--- Begin Raw records ---

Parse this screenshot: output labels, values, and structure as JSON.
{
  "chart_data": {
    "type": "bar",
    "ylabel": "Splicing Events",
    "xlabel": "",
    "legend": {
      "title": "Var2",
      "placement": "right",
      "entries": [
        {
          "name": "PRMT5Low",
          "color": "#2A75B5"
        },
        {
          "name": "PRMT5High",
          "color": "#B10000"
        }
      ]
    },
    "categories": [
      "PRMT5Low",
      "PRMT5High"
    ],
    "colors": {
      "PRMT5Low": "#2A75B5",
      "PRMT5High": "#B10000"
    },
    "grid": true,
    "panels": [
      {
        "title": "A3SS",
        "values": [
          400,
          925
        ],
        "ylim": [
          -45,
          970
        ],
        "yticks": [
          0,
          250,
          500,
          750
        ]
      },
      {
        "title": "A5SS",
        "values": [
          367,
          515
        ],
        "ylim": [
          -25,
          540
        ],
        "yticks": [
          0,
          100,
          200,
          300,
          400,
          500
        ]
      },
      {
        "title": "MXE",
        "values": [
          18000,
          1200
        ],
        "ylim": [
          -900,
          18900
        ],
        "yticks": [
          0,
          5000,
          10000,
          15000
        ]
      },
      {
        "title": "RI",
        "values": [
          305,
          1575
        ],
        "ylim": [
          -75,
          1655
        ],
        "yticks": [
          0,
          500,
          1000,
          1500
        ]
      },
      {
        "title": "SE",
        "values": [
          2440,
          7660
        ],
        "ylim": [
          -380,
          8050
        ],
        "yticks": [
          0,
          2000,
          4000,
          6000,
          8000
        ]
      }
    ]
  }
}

--- End Raw records ---

__What is required__
Retype all of the material, keeping each line exact.

__Solution to this problem__
Parse this screenshot: output labels, values, and structure as JSON.
{
  "chart_data": {
    "type": "bar",
    "ylabel": "Splicing Events",
    "xlabel": "",
    "legend": {
      "title": "Var2",
      "placement": "right",
      "entries": [
        {
          "name": "PRMT5Low",
          "color": "#2A75B5"
        },
        {
          "name": "PRMT5High",
          "color": "#B10000"
        }
      ]
    },
    "categories": [
      "PRMT5Low",
      "PRMT5High"
    ],
    "colors": {
      "PRMT5Low": "#2A75B5",
      "PRMT5High": "#B10000"
    },
    "grid": true,
    "panels": [
      {
        "title": "A3SS",
        "values": [
          400,
          925
        ],
        "ylim": [
          -45,
          970
        ],
        "yticks": [
          0,
          250,
          500,
          750
        ]
      },
      {
        "title": "A5SS",
        "values": [
          367,
          515
        ],
        "ylim": [
          -25,
          540
        ],
        "yticks": [
          0,
          100,
          200,
          300,
          400,
          500
        ]
      },
      {
        "title": "MXE",
        "values": [
          18000,
          1200
        ],
        "ylim": [
          -900,
          18900
        ],
        "yticks": [
          0,
          5000,
          10000,
          15000
        ]
      },
      {
        "title": "RI",
        "values": [
          305,
          1575
        ],
        "ylim": [
          -75,
          1655
        ],
        "yticks": [
          0,
          500,
          1000,
          1500
        ]
      },
      {
        "title": "SE",
        "values": [
          2440,
          7660
        ],
        "ylim": [
          -380,
          8050
        ],
        "yticks": [
          0,
          2000,
          4000,
          6000,
          8000
        ]
      }
    ]
  }
}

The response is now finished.